>> BEGIN Records for the exercise

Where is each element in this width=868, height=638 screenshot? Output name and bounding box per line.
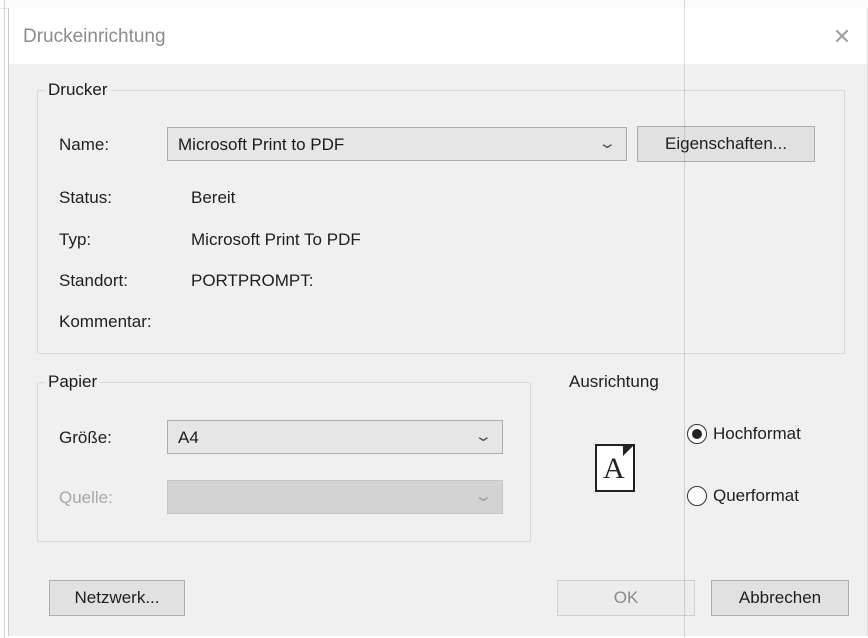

>> END Records for the exercise
>> BEGIN Records for the exercise

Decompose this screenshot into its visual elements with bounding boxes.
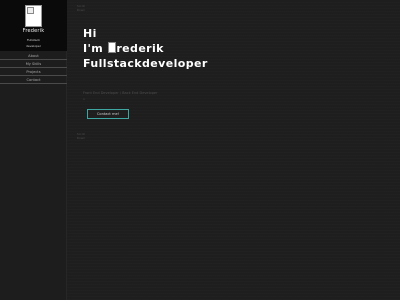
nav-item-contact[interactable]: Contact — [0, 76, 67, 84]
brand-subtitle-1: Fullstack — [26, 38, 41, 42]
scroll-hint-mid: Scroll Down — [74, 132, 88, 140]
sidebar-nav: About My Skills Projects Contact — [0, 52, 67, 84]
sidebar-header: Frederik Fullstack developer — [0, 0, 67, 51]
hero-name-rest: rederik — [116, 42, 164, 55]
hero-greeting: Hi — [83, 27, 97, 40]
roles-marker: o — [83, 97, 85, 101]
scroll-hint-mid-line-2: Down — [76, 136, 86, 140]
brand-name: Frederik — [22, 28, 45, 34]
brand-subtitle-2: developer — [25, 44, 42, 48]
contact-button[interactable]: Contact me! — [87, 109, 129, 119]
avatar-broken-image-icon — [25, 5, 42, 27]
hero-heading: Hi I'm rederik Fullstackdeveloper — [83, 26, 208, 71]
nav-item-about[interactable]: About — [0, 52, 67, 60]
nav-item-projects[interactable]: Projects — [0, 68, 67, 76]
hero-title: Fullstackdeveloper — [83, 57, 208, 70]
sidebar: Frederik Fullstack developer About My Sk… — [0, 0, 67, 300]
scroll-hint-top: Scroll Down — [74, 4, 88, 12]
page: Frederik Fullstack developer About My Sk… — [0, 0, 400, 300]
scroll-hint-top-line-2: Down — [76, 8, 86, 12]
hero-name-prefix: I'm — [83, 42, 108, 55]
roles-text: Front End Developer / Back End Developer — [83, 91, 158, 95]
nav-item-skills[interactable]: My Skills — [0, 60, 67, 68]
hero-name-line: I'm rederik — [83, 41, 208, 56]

>> END Records for the exercise

Print the records above word for word, from the line with "Decompose this screenshot" to the line with "hero-name-line: I'm rederik", including both of those lines. Leave the pictures out.

▶ **Response**:
Decompose this screenshot into its visual elements with bounding boxes.
nav-item-contact[interactable]: Contact — [0, 76, 67, 84]
brand-subtitle-1: Fullstack — [26, 38, 41, 42]
scroll-hint-mid: Scroll Down — [74, 132, 88, 140]
sidebar-nav: About My Skills Projects Contact — [0, 52, 67, 84]
sidebar-header: Frederik Fullstack developer — [0, 0, 67, 51]
hero-name-rest: rederik — [116, 42, 164, 55]
hero-greeting: Hi — [83, 27, 97, 40]
roles-marker: o — [83, 97, 85, 101]
scroll-hint-mid-line-2: Down — [76, 136, 86, 140]
brand-name: Frederik — [22, 28, 45, 34]
brand-subtitle-2: developer — [25, 44, 42, 48]
contact-button[interactable]: Contact me! — [87, 109, 129, 119]
avatar-broken-image-icon — [25, 5, 42, 27]
hero-heading: Hi I'm rederik Fullstackdeveloper — [83, 26, 208, 71]
nav-item-about[interactable]: About — [0, 52, 67, 60]
nav-item-projects[interactable]: Projects — [0, 68, 67, 76]
hero-title: Fullstackdeveloper — [83, 57, 208, 70]
sidebar: Frederik Fullstack developer About My Sk… — [0, 0, 67, 300]
scroll-hint-top: Scroll Down — [74, 4, 88, 12]
page: Frederik Fullstack developer About My Sk… — [0, 0, 400, 300]
scroll-hint-top-line-2: Down — [76, 8, 86, 12]
hero-name-prefix: I'm — [83, 42, 108, 55]
roles-text: Front End Developer / Back End Developer — [83, 91, 158, 95]
nav-item-skills[interactable]: My Skills — [0, 60, 67, 68]
hero-name-line: I'm rederik — [83, 41, 208, 56]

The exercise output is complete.